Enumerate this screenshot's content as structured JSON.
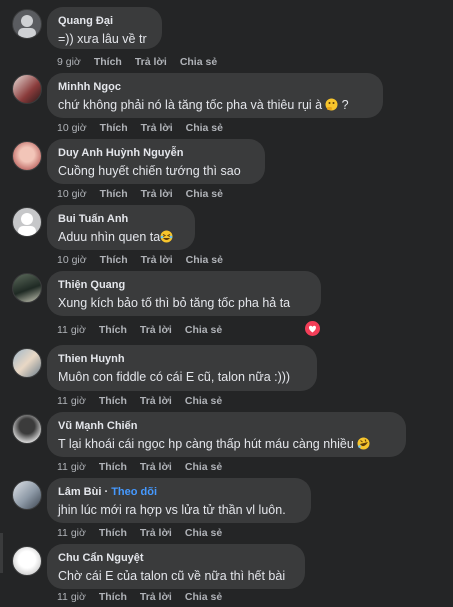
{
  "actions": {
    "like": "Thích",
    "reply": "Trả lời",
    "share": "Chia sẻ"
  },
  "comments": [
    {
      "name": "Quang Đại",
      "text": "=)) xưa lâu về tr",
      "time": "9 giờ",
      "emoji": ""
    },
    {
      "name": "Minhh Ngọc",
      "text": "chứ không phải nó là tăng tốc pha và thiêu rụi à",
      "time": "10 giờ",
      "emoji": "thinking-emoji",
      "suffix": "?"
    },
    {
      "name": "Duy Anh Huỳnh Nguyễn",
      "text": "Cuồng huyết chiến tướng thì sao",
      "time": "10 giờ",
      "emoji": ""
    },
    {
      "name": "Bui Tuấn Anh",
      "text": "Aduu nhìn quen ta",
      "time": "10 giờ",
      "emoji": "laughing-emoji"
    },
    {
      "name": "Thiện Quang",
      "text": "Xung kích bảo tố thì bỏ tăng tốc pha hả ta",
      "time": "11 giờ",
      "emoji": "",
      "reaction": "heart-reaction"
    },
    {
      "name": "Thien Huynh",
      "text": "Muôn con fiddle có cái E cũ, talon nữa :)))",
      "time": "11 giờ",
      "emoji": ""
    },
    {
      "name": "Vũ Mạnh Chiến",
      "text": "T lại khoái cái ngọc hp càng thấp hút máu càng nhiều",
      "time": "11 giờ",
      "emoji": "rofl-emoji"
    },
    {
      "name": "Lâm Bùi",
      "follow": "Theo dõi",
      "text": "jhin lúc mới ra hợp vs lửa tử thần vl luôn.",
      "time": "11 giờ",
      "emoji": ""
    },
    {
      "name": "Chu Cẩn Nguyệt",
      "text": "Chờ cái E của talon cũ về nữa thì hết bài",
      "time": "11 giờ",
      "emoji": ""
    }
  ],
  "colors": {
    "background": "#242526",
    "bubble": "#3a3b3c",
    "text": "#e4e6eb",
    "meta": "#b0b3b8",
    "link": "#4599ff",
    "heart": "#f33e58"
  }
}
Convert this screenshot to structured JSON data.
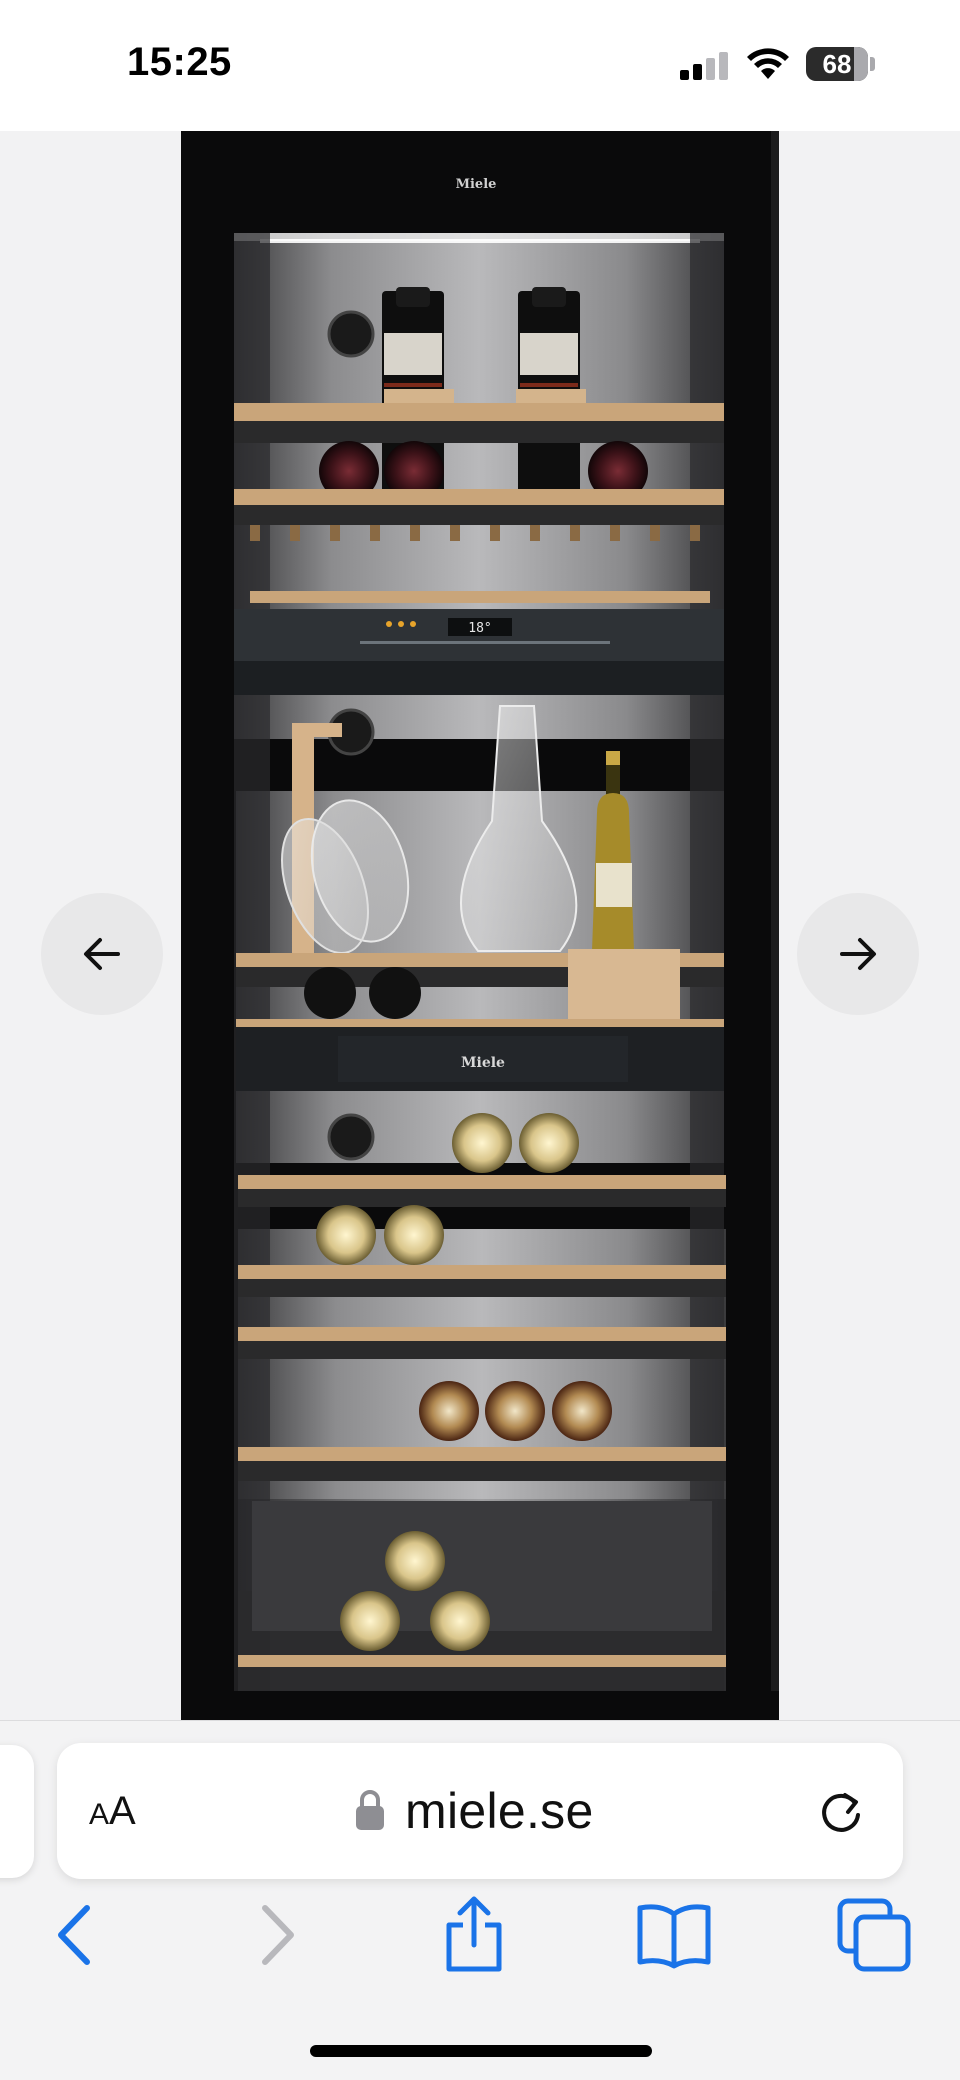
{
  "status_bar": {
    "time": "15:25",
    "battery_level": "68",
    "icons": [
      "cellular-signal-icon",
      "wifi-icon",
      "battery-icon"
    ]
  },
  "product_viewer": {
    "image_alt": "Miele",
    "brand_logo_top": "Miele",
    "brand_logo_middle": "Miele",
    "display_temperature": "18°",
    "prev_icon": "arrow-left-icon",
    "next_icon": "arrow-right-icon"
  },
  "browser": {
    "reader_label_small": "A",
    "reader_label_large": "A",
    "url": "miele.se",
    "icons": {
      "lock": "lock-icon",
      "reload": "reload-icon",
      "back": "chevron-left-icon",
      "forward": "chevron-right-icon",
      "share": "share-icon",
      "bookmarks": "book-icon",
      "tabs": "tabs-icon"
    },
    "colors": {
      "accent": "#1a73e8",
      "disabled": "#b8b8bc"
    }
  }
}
- - - - -
*Short problem*.
Report the number of lines that contain "tăng", with no other words.

*Answer to the exercise*.
2